+++ Information supplied
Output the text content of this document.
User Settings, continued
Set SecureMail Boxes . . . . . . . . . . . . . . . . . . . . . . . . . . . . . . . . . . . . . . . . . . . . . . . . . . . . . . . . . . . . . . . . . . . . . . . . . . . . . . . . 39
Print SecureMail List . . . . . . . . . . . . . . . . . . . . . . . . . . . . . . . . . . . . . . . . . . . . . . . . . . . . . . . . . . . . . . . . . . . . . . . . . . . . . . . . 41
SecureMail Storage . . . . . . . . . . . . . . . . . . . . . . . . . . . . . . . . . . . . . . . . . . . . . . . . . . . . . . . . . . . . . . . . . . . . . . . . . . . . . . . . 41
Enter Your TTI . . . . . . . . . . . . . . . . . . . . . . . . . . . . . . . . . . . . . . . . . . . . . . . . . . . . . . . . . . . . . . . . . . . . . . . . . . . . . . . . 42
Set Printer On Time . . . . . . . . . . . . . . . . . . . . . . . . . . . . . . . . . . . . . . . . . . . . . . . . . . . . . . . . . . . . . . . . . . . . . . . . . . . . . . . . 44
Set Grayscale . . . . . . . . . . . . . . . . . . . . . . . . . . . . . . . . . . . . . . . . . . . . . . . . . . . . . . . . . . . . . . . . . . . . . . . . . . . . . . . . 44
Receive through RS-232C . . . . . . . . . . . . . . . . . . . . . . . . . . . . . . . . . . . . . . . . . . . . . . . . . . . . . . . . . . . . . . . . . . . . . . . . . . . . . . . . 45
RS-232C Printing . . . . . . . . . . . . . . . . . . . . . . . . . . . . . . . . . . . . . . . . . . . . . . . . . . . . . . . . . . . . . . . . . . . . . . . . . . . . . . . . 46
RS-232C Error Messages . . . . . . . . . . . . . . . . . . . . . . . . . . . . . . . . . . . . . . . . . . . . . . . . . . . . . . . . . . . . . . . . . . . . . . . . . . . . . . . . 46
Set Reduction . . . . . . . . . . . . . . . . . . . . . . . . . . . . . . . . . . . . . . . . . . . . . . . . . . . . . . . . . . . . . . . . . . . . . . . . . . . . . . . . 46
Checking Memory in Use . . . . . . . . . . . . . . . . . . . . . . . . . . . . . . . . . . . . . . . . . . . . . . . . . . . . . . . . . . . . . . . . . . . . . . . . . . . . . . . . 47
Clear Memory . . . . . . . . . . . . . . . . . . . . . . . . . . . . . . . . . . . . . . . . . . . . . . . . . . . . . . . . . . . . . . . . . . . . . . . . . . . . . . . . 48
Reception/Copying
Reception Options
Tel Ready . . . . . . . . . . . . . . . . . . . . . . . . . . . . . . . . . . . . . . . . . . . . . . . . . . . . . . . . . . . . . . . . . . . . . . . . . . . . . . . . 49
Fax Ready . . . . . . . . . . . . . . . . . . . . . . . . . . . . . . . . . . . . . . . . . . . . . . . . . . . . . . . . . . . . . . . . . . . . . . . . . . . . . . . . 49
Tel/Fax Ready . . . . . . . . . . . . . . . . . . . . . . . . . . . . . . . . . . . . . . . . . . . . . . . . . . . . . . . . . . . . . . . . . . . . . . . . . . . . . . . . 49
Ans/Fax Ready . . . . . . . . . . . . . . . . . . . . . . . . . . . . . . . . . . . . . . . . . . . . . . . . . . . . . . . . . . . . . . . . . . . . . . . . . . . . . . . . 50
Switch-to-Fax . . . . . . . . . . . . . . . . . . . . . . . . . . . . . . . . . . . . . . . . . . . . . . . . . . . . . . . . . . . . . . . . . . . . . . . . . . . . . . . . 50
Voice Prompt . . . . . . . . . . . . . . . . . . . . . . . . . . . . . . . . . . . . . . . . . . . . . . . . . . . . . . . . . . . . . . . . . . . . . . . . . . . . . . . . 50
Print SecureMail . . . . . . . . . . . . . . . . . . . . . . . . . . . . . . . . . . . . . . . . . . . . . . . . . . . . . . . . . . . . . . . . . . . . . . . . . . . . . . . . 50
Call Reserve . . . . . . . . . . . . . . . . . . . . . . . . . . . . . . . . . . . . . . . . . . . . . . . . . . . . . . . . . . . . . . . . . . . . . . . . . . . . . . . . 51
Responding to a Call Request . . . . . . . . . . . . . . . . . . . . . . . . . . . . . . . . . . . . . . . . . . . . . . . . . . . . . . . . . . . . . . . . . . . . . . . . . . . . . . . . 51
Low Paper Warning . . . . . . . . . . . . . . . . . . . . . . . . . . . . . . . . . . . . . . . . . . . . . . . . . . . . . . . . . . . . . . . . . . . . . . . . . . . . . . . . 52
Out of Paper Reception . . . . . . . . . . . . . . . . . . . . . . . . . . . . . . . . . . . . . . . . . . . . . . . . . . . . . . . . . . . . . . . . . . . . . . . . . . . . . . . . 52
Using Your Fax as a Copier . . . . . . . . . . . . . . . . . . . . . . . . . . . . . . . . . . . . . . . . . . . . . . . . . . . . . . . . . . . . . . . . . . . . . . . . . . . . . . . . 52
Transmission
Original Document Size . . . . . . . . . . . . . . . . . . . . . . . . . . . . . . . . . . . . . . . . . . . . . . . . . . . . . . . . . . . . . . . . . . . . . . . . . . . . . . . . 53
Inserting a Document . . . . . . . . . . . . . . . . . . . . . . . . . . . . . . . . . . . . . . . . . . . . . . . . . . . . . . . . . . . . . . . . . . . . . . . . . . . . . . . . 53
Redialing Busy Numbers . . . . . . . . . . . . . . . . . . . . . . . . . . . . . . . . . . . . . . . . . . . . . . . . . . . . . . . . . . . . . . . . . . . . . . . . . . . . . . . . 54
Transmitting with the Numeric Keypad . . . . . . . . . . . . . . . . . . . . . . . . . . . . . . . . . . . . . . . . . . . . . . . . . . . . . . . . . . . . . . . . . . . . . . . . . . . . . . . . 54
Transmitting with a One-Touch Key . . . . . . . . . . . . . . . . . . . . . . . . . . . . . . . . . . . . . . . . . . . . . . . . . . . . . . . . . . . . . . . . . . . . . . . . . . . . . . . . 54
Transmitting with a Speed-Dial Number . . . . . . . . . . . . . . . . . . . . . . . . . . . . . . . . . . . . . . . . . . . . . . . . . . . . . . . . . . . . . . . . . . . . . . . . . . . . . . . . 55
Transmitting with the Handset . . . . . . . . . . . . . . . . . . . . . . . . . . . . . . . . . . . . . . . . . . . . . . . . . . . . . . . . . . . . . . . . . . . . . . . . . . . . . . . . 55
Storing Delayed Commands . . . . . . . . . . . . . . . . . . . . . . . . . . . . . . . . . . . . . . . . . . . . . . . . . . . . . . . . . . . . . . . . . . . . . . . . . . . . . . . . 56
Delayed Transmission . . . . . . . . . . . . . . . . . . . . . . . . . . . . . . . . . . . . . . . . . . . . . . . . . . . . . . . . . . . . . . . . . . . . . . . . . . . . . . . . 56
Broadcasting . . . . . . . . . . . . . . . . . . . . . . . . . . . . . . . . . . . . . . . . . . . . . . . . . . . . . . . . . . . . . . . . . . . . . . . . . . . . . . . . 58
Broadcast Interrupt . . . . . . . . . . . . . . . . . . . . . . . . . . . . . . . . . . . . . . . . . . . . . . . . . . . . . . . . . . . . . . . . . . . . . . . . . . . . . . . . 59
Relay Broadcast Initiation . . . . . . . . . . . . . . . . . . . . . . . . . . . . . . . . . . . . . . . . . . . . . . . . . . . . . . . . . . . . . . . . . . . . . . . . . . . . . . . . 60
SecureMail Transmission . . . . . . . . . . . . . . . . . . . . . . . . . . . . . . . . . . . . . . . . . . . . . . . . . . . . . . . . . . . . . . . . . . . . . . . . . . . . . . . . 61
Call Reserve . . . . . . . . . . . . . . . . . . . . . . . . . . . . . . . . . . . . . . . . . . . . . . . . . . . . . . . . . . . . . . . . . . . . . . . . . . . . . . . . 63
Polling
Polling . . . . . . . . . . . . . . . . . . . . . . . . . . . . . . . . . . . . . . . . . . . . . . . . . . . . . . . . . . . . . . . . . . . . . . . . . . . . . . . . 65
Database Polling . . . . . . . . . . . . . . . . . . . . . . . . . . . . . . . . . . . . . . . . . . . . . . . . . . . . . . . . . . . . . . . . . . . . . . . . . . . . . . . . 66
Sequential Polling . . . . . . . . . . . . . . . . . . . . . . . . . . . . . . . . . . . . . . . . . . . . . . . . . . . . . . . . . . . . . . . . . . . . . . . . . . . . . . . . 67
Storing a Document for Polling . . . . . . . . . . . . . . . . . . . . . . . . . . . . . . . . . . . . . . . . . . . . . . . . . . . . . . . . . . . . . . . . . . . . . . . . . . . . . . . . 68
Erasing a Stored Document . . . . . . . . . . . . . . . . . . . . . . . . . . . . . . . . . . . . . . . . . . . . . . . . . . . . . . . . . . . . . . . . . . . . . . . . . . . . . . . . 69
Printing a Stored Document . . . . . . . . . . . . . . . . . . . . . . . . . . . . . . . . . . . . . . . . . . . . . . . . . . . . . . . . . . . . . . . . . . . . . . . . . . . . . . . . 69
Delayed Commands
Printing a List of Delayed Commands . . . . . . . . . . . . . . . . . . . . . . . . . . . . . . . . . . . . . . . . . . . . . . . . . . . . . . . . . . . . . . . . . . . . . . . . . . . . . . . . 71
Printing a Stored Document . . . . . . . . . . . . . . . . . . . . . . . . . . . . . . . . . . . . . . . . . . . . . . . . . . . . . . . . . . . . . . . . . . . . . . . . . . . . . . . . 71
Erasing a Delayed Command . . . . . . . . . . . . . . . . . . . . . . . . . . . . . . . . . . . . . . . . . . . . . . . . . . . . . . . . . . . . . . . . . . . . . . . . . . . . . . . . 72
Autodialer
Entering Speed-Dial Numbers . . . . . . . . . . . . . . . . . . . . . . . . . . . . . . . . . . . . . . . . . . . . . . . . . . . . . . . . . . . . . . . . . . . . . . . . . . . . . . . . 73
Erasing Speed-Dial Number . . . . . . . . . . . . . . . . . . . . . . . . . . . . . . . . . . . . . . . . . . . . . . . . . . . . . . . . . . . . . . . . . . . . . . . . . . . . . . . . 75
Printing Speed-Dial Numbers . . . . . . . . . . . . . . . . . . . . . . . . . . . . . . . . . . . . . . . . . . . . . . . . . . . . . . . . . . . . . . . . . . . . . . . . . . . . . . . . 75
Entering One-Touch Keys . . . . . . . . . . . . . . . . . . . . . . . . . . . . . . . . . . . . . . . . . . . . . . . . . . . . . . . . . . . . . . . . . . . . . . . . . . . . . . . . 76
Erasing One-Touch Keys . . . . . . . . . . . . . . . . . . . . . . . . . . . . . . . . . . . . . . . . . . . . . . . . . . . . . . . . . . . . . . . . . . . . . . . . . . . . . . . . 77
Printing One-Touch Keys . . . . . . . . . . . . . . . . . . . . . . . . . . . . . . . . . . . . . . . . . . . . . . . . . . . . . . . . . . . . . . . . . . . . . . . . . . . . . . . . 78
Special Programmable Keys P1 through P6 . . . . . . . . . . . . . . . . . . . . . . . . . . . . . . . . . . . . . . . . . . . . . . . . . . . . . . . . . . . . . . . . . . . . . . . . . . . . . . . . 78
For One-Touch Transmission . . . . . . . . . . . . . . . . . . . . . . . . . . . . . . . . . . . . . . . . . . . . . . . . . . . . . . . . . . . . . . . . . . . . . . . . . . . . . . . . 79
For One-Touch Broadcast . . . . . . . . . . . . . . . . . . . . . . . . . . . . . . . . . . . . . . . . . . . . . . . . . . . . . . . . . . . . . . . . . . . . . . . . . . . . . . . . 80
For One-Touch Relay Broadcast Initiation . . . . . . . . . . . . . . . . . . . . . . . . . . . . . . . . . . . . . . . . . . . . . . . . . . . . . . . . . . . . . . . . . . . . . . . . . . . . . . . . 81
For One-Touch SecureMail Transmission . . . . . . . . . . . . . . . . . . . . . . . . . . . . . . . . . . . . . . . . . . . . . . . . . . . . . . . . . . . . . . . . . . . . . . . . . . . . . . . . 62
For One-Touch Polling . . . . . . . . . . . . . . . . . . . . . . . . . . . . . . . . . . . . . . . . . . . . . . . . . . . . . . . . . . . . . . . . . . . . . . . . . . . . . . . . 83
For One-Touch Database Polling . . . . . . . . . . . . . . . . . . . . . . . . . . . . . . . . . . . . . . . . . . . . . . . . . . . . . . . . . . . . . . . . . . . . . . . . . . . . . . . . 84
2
++++++
* What is needed *
Return each line among the entries that holds the word "List".

* Task output *
Print SecureMail List . . . . . . . . . . . . . . . . . . . . . . . . . . . . . . . . . . . . . . . . . . . . . . . . . . . . . . . . . . . . . . . . . . . . . . . . . . . . . . . . 41
Printing a List of Delayed Commands . . . . . . . . . . . . . . . . . . . . . . . . . . . . . . . . . . . . . . . . . . . . . . . . . . . . . . . . . . . . . . . . . . . . . . . . . . . . . . . . 71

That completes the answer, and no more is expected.